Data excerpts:
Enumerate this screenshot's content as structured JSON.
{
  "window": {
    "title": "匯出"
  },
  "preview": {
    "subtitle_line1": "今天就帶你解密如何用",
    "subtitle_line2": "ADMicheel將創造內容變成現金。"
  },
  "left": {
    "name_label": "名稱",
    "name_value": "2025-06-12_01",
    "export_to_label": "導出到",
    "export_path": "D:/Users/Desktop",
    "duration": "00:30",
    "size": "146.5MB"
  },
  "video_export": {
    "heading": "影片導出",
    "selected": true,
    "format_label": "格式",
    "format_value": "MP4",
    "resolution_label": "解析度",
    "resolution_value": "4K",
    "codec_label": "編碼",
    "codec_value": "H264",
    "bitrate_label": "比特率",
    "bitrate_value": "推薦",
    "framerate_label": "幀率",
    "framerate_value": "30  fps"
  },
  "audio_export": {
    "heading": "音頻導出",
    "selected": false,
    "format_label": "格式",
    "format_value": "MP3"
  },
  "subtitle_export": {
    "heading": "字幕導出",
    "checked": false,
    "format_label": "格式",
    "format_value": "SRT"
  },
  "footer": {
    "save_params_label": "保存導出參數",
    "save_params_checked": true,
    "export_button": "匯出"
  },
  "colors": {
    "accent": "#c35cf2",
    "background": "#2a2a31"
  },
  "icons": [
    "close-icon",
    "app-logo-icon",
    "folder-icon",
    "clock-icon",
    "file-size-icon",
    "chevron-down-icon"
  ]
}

Task prompt: Return all of the entries exactly as they were supplied.

Solution:
Enumerate this screenshot's content as structured JSON.
{
  "window": {
    "title": "匯出"
  },
  "preview": {
    "subtitle_line1": "今天就帶你解密如何用",
    "subtitle_line2": "ADMicheel將創造內容變成現金。"
  },
  "left": {
    "name_label": "名稱",
    "name_value": "2025-06-12_01",
    "export_to_label": "導出到",
    "export_path": "D:/Users/Desktop",
    "duration": "00:30",
    "size": "146.5MB"
  },
  "video_export": {
    "heading": "影片導出",
    "selected": true,
    "format_label": "格式",
    "format_value": "MP4",
    "resolution_label": "解析度",
    "resolution_value": "4K",
    "codec_label": "編碼",
    "codec_value": "H264",
    "bitrate_label": "比特率",
    "bitrate_value": "推薦",
    "framerate_label": "幀率",
    "framerate_value": "30  fps"
  },
  "audio_export": {
    "heading": "音頻導出",
    "selected": false,
    "format_label": "格式",
    "format_value": "MP3"
  },
  "subtitle_export": {
    "heading": "字幕導出",
    "checked": false,
    "format_label": "格式",
    "format_value": "SRT"
  },
  "footer": {
    "save_params_label": "保存導出參數",
    "save_params_checked": true,
    "export_button": "匯出"
  },
  "colors": {
    "accent": "#c35cf2",
    "background": "#2a2a31"
  },
  "icons": [
    "close-icon",
    "app-logo-icon",
    "folder-icon",
    "clock-icon",
    "file-size-icon",
    "chevron-down-icon"
  ]
}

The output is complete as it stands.